▶ WORK TO BE COMPLETED
Count every line of the listing where the string "Matron" occurs, and reply with the count alone.
================================
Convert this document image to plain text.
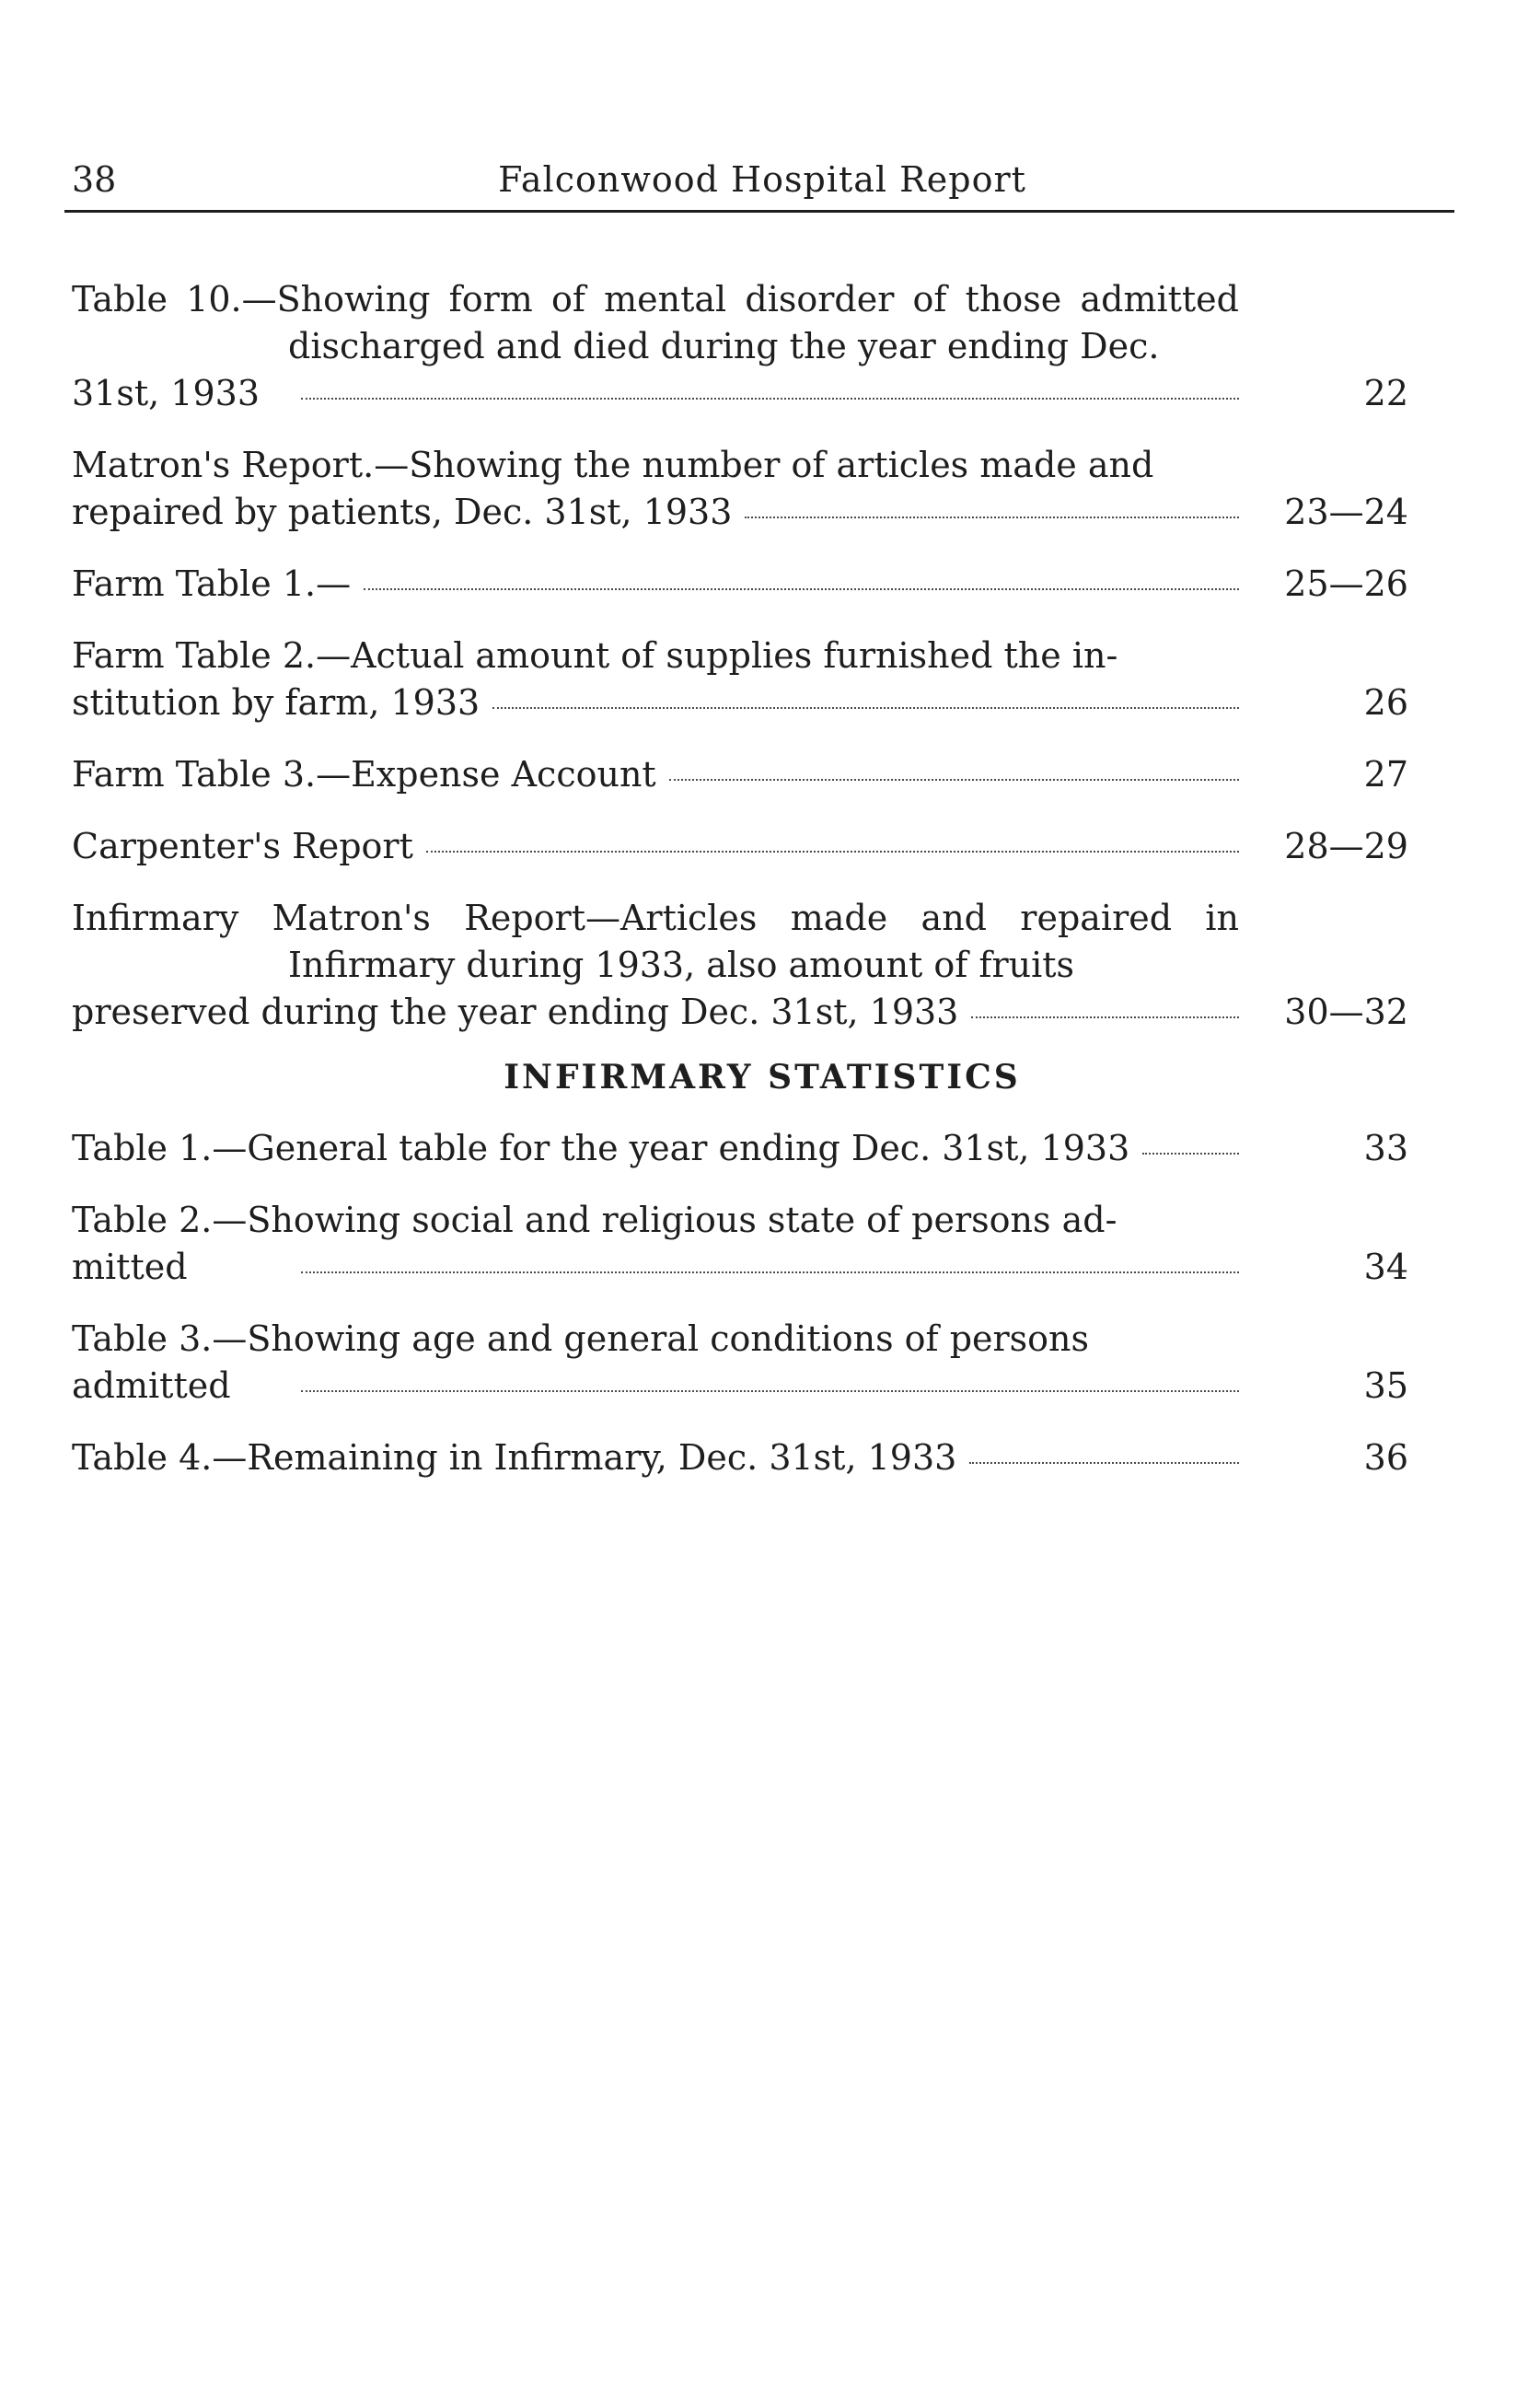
38	Falconwood Hospital Report
Table 10.—Showing form of mental disorder of those admitted discharged and died during the year ending Dec.
31st, 1933	22
Matron's Report.—Showing the number of articles made and
repaired by patients, Dec. 31st, 1933	23—24
Farm Table 1.—	25—26
Farm Table 2.—Actual amount of supplies furnished the in-
stitution by farm, 1933	26
Farm Table 3.—Expense Account	27
Carpenter's Report	28—29
Infirmary Matron's Report—Articles made and repaired in Infirmary during 1933, also amount of fruits
preserved during the year ending Dec. 31st, 1933	30—32
INFIRMARY STATISTICS
Table 1.—General table for the year ending Dec. 31st, 1933	33
Table 2.—Showing social and religious state of persons ad-
mitted	34
Table 3.—Showing age and general conditions of persons
admitted	35
Table 4.—Remaining in Infirmary, Dec. 31st, 1933	36
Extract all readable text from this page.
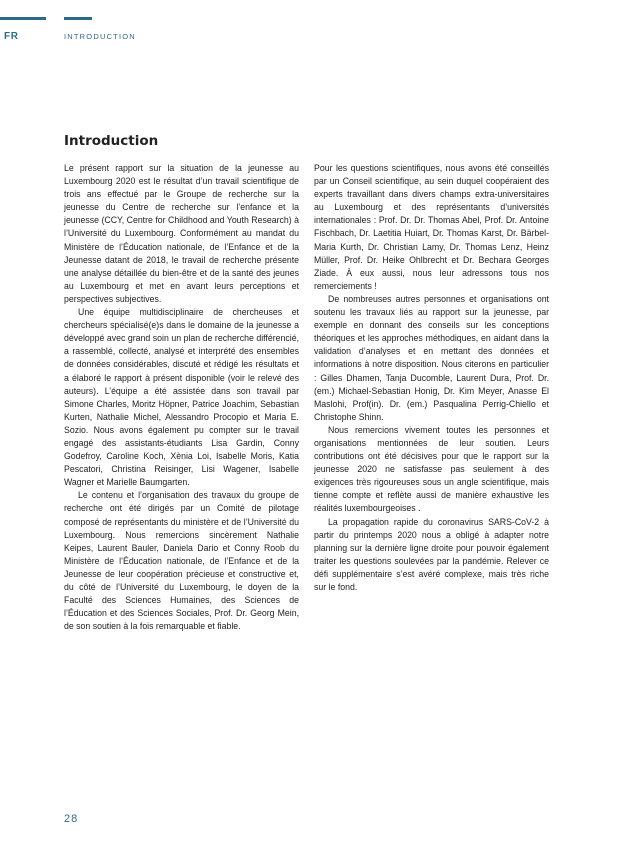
FR	INTRODUCTION
Introduction

Le présent rapport sur la situation de la jeunesse au Luxembourg 2020 est le résultat d’un travail scientifique de trois ans effectué par le Groupe de recherche sur la jeunesse du Centre de recherche sur l’enfance et la jeunesse (CCY, Centre for Childhood and Youth Research) à l’Université du Luxembourg. Conformément au mandat du Ministère de l’Éducation nationale, de l’Enfance et de la Jeunesse datant de 2018, le travail de recherche présente une analyse détaillée du bien-être et de la santé des jeunes au Luxembourg et met en avant leurs perceptions et perspectives subjectives.

Une équipe multidisciplinaire de chercheuses et chercheurs spécialisé(e)s dans le domaine de la jeunesse a développé avec grand soin un plan de recherche différencié, a rassemblé, collecté, analysé et interprété des ensembles de données considérables, discuté et rédigé les résultats et a élaboré le rapport à présent disponible (voir le relevé des auteurs). L’équipe a été assistée dans son travail par Simone Charles, Moritz Höpner, Patrice Joachim, Sebastian Kurten, Nathalie Michel, Alessandro Procopio et Maria E. Sozio. Nous avons également pu compter sur le travail engagé des assistants-étudiants Lisa Gardin, Conny Godefroy, Caroline Koch, Xènia Loi, Isabelle Moris, Katia Pescatori, Christina Reisinger, Lisi Wagener, Isabelle Wagner et Marielle Baumgarten.

Le contenu et l’organisation des travaux du groupe de recherche ont été dirigés par un Comité de pilotage composé de représentants du ministère et de l’Université du Luxembourg. Nous remercions sincèrement Nathalie Keipes, Laurent Bauler, Daniela Dario et Conny Roob du Ministère de l’Éducation nationale, de l’Enfance et de la Jeunesse de leur coopération précieuse et constructive et, du côté de l’Université du Luxembourg, le doyen de la Faculté des Sciences Humaines, des Sciences de l’Éducation et des Sciences Sociales, Prof. Dr. Georg Mein, de son soutien à la fois remarquable et fiable.

Pour les questions scientifiques, nous avons été conseillés par un Conseil scientifique, au sein duquel coopéraient des experts travaillant dans divers champs extra-universitaires au Luxembourg et des représentants d’universités internationales : Prof. Dr. Dr. Thomas Abel, Prof. Dr. Antoine Fischbach, Dr. Laetitia Huiart, Dr. Thomas Karst, Dr. Bärbel-Maria Kurth, Dr. Christian Lamy, Dr. Thomas Lenz, Heinz Müller, Prof. Dr. Heike Ohlbrecht et Dr. Bechara Georges Ziade. À eux aussi, nous leur adressons tous nos remerciements !

De nombreuses autres personnes et organisations ont soutenu les travaux liés au rapport sur la jeunesse, par exemple en donnant des conseils sur les conceptions théoriques et les approches méthodiques, en aidant dans la validation d’analyses et en mettant des données et informations à notre disposition. Nous citerons en particulier : Gilles Dhamen, Tanja Ducomble, Laurent Dura, Prof. Dr. (em.) Michael-Sebastian Honig, Dr. Kim Meyer, Anasse El Maslohi, Prof(in). Dr. (em.) Pasqualina Perrig-Chiello et Christophe Shinn.

Nous remercions vivement toutes les personnes et organisations mentionnées de leur soutien. Leurs contributions ont été décisives pour que le rapport sur la jeunesse 2020 ne satisfasse pas seulement à des exigences très rigoureuses sous un angle scientifique, mais tienne compte et reflète aussi de manière exhaustive les réalités luxembourgeoises .

La propagation rapide du coronavirus SARS-CoV-2 à partir du printemps 2020 nous a obligé à adapter notre planning sur la dernière ligne droite pour pouvoir également traiter les questions soulevées par la pandémie. Relever ce défi supplémentaire s’est avéré complexe, mais très riche sur le fond.

28
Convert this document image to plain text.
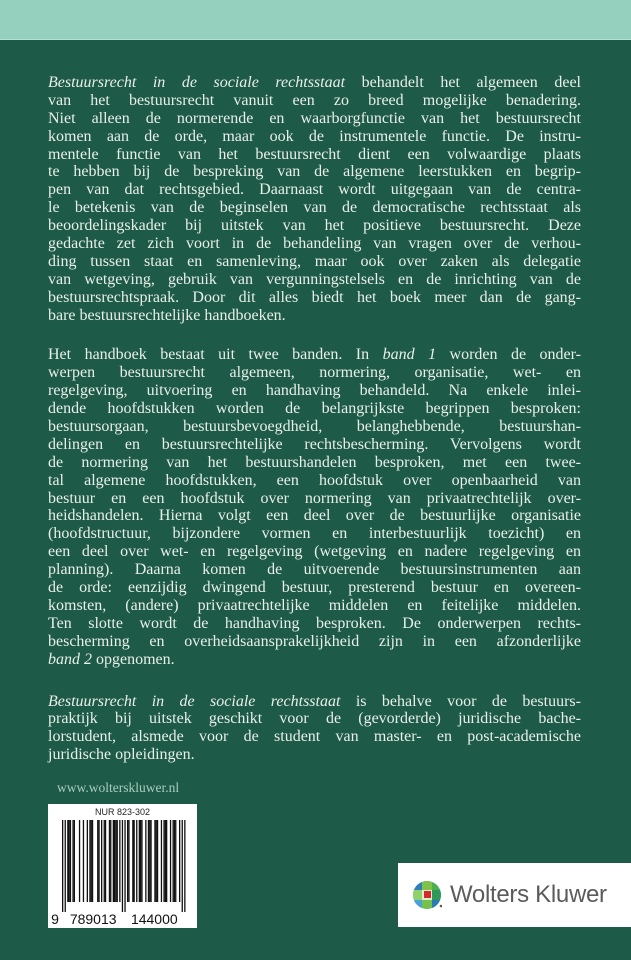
Bestuursrecht in de sociale rechtsstaat behandelt het algemeen deel
van het bestuursrecht vanuit een zo breed mogelijke benadering.
Niet alleen de normerende en waarborgfunctie van het bestuursrecht
komen aan de orde, maar ook de instrumentele functie. De instru-
mentele functie van het bestuursrecht dient een volwaardige plaats
te hebben bij de bespreking van de algemene leerstukken en begrip-
pen van dat rechtsgebied. Daarnaast wordt uitgegaan van de centra-
le betekenis van de beginselen van de democratische rechtsstaat als
beoordelingskader bij uitstek van het positieve bestuursrecht. Deze
gedachte zet zich voort in de behandeling van vragen over de verhou-
ding tussen staat en samenleving, maar ook over zaken als delegatie
van wetgeving, gebruik van vergunningstelsels en de inrichting van de
bestuursrechtspraak. Door dit alles biedt het boek meer dan de gang-
bare bestuursrechtelijke handboeken.
Het handboek bestaat uit twee banden. In band 1 worden de onder-
werpen bestuursrecht algemeen, normering, organisatie, wet- en
regelgeving, uitvoering en handhaving behandeld. Na enkele inlei-
dende hoofdstukken worden de belangrijkste begrippen besproken:
bestuursorgaan, bestuursbevoegdheid, belanghebbende, bestuurshan-
delingen en bestuursrechtelijke rechtsbescherming. Vervolgens wordt
de normering van het bestuurshandelen besproken, met een twee-
tal algemene hoofdstukken, een hoofdstuk over openbaarheid van
bestuur en een hoofdstuk over normering van privaatrechtelijk over-
heidshandelen. Hierna volgt een deel over de bestuurlijke organisatie
(hoofdstructuur, bijzondere vormen en interbestuurlijk toezicht) en
een deel over wet- en regelgeving (wetgeving en nadere regelgeving en
planning). Daarna komen de uitvoerende bestuursinstrumenten aan
de orde: eenzijdig dwingend bestuur, presterend bestuur en overeen-
komsten, (andere) privaatrechtelijke middelen en feitelijke middelen.
Ten slotte wordt de handhaving besproken. De onderwerpen rechts-
bescherming en overheidsaansprakelijkheid zijn in een afzonderlijke
band 2 opgenomen.
Bestuursrecht in de sociale rechtsstaat is behalve voor de bestuurs-
praktijk bij uitstek geschikt voor de (gevorderde) juridische bache-
lorstudent, alsmede voor de student van master- en post-academische
juridische opleidingen.
www.wolterskluwer.nl
NUR 823-302
9 789013 144000
Wolters Kluwer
================================
▶ ANSWER TO THE EXERCISE
2